Chart and figure data:
BEGIN
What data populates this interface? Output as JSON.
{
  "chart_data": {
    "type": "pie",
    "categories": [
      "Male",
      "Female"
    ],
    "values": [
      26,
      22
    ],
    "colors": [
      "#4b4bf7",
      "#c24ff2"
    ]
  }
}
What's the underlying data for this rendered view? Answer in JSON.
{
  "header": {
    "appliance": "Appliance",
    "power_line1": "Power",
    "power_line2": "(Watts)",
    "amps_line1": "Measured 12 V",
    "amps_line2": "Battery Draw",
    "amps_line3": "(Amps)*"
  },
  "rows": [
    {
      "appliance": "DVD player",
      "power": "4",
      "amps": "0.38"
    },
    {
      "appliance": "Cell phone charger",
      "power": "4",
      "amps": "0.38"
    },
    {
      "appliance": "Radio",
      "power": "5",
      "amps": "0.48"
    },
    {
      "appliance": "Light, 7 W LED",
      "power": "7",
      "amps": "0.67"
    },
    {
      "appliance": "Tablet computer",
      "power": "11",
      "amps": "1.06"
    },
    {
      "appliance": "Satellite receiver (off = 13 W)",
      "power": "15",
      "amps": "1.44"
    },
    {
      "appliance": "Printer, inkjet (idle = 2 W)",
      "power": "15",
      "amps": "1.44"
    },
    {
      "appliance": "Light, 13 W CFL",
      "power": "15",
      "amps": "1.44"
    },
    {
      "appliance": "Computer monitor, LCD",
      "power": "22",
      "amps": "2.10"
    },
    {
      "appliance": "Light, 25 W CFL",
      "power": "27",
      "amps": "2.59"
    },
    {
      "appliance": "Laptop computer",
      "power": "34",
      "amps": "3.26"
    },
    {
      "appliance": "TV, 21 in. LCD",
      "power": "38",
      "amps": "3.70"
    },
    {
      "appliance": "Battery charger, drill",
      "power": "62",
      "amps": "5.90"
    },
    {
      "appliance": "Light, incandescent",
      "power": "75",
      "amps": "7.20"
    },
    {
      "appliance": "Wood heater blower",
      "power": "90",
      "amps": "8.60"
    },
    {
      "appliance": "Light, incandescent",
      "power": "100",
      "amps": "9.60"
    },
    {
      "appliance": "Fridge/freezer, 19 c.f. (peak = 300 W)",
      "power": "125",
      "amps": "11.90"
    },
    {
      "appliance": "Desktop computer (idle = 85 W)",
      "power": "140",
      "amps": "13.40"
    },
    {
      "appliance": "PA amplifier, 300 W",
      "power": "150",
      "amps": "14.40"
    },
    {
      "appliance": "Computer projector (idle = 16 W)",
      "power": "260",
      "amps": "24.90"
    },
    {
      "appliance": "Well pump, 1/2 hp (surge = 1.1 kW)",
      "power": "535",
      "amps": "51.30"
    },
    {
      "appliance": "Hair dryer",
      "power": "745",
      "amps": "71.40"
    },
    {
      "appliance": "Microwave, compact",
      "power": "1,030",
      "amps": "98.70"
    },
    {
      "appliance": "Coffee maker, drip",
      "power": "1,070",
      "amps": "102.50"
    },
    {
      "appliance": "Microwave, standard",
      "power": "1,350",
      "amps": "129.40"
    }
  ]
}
END
Problem to work on:
Output the full listing exactly as it stands.

Solution to the problem:
What data populates this interface? Output as JSON.
{
  "chart_data": {
    "type": "pie",
    "categories": [
      "Male",
      "Female"
    ],
    "values": [
      26,
      22
    ],
    "colors": [
      "#4b4bf7",
      "#c24ff2"
    ]
  }
}
What's the underlying data for this rendered view? Answer in JSON.
{
  "header": {
    "appliance": "Appliance",
    "power_line1": "Power",
    "power_line2": "(Watts)",
    "amps_line1": "Measured 12 V",
    "amps_line2": "Battery Draw",
    "amps_line3": "(Amps)*"
  },
  "rows": [
    {
      "appliance": "DVD player",
      "power": "4",
      "amps": "0.38"
    },
    {
      "appliance": "Cell phone charger",
      "power": "4",
      "amps": "0.38"
    },
    {
      "appliance": "Radio",
      "power": "5",
      "amps": "0.48"
    },
    {
      "appliance": "Light, 7 W LED",
      "power": "7",
      "amps": "0.67"
    },
    {
      "appliance": "Tablet computer",
      "power": "11",
      "amps": "1.06"
    },
    {
      "appliance": "Satellite receiver (off = 13 W)",
      "power": "15",
      "amps": "1.44"
    },
    {
      "appliance": "Printer, inkjet (idle = 2 W)",
      "power": "15",
      "amps": "1.44"
    },
    {
      "appliance": "Light, 13 W CFL",
      "power": "15",
      "amps": "1.44"
    },
    {
      "appliance": "Computer monitor, LCD",
      "power": "22",
      "amps": "2.10"
    },
    {
      "appliance": "Light, 25 W CFL",
      "power": "27",
      "amps": "2.59"
    },
    {
      "appliance": "Laptop computer",
      "power": "34",
      "amps": "3.26"
    },
    {
      "appliance": "TV, 21 in. LCD",
      "power": "38",
      "amps": "3.70"
    },
    {
      "appliance": "Battery charger, drill",
      "power": "62",
      "amps": "5.90"
    },
    {
      "appliance": "Light, incandescent",
      "power": "75",
      "amps": "7.20"
    },
    {
      "appliance": "Wood heater blower",
      "power": "90",
      "amps": "8.60"
    },
    {
      "appliance": "Light, incandescent",
      "power": "100",
      "amps": "9.60"
    },
    {
      "appliance": "Fridge/freezer, 19 c.f. (peak = 300 W)",
      "power": "125",
      "amps": "11.90"
    },
    {
      "appliance": "Desktop computer (idle = 85 W)",
      "power": "140",
      "amps": "13.40"
    },
    {
      "appliance": "PA amplifier, 300 W",
      "power": "150",
      "amps": "14.40"
    },
    {
      "appliance": "Computer projector (idle = 16 W)",
      "power": "260",
      "amps": "24.90"
    },
    {
      "appliance": "Well pump, 1/2 hp (surge = 1.1 kW)",
      "power": "535",
      "amps": "51.30"
    },
    {
      "appliance": "Hair dryer",
      "power": "745",
      "amps": "71.40"
    },
    {
      "appliance": "Microwave, compact",
      "power": "1,030",
      "amps": "98.70"
    },
    {
      "appliance": "Coffee maker, drip",
      "power": "1,070",
      "amps": "102.50"
    },
    {
      "appliance": "Microwave, standard",
      "power": "1,350",
      "amps": "129.40"
    }
  ]
}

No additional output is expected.